Preferred anionic monomers include 2-acrylamido-2-methyl
propanesulfonic acid sodium salt and sodium acrylate.
[0050] "Nonionic monomer" means a monomer as defined herein which
is electrically neutral. Representative nonionic monomers include
N-isopropylacrylamide, N,N-dimethylacrylamide,
N,N-diethylacrylamide, dimethylaminopropyl acrylamide,
dimethylaminopropyl methacrylamide, acryloyl morpholine,
hydroxyethyl acrylate, hydroxypropyl acrylate, hydroxyethyl
methacrylate, hydroxypropyl methacrylate, dimethylaminoethyl
acrylate, dimethylaminoethyl methacrylate, maleic anhydride,
N-vinyl pyrrolidone, vinyl acetate and N-vinyl formamide. Preferred
nonionic monomers include acrylamide and methacrylamide. Acrylamide
is more preferred.
________________
→ **Instructions to follow**
From the monomer passage, copy the words from "Preferred anionic monomers" to "is more preferred." without changing anything.
________________
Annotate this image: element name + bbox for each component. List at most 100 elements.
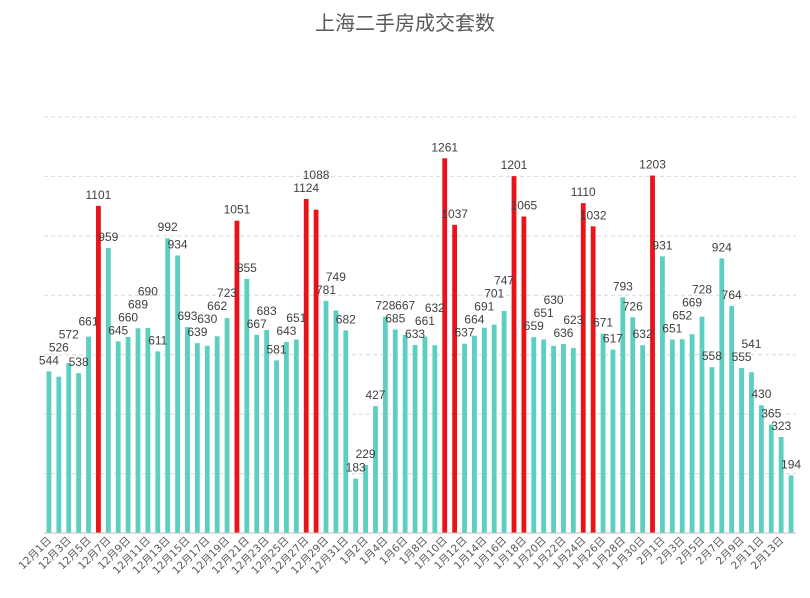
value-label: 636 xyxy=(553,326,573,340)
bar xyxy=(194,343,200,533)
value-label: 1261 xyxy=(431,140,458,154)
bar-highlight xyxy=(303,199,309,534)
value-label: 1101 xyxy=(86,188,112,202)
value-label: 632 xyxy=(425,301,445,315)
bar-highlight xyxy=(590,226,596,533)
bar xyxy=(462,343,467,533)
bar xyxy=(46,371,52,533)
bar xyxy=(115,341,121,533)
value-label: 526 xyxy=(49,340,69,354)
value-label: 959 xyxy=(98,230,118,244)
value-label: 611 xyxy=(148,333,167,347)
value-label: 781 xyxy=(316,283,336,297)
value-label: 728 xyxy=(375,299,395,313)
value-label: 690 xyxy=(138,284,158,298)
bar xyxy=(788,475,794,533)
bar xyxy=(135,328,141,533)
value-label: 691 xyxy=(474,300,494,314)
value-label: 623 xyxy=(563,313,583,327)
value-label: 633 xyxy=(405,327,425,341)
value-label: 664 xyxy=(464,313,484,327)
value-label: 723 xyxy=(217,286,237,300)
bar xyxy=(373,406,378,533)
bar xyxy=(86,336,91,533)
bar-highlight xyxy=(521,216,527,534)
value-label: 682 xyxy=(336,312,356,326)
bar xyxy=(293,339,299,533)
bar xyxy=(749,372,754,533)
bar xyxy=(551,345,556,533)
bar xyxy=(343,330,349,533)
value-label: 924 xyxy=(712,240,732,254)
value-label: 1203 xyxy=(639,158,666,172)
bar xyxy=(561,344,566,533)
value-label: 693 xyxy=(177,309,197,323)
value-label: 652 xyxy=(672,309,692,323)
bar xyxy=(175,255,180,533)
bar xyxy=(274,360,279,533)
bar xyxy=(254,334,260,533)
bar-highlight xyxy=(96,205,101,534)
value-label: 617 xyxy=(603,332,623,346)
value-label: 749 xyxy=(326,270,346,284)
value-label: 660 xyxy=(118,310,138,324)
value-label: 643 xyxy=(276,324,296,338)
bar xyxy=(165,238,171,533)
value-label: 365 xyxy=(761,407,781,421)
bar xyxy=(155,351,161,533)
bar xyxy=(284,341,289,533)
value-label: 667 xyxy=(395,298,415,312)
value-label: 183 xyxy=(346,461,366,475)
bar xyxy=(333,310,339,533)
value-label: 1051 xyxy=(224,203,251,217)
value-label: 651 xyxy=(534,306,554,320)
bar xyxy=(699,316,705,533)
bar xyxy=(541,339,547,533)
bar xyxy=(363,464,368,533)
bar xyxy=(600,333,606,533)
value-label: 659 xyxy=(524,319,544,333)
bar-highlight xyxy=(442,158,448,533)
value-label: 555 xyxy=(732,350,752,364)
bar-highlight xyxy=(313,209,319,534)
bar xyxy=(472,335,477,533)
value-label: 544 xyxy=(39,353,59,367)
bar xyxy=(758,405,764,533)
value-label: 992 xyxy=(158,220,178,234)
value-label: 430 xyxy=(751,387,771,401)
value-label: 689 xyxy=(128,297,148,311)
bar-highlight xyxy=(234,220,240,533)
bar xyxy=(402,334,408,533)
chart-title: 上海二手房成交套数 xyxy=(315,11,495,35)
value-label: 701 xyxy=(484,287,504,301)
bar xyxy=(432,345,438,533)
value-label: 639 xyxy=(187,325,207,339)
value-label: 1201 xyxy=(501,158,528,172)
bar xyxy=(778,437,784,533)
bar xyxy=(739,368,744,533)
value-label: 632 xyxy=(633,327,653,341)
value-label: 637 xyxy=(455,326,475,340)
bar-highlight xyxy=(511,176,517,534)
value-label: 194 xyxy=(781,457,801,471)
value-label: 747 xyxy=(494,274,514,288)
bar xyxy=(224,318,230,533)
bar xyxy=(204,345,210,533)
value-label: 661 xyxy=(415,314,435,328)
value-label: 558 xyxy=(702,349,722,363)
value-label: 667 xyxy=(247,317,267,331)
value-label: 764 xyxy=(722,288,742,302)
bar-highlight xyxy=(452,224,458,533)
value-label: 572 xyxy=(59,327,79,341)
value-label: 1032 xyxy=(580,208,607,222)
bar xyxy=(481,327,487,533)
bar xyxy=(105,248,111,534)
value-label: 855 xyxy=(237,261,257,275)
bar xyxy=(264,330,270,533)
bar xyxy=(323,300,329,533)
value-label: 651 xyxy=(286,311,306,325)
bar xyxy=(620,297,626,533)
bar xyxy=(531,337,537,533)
________________
→ **Result**
Preferred anionic monomers include 2-acrylamido-2-methyl
propanesulfonic acid sodium salt and sodium acrylate.
[0050] "Nonionic monomer" means a monomer as defined herein which
is electrically neutral. Representative nonionic monomers include
N-isopropylacrylamide, N,N-dimethylacrylamide,
N,N-diethylacrylamide, dimethylaminopropyl acrylamide,
dimethylaminopropyl methacrylamide, acryloyl morpholine,
hydroxyethyl acrylate, hydroxypropyl acrylate, hydroxyethyl
methacrylate, hydroxypropyl methacrylate, dimethylaminoethyl
acrylate, dimethylaminoethyl methacrylate, maleic anhydride,
N-vinyl pyrrolidone, vinyl acetate and N-vinyl formamide. Preferred
nonionic monomers include acrylamide and methacrylamide. Acrylamide
is more preferred.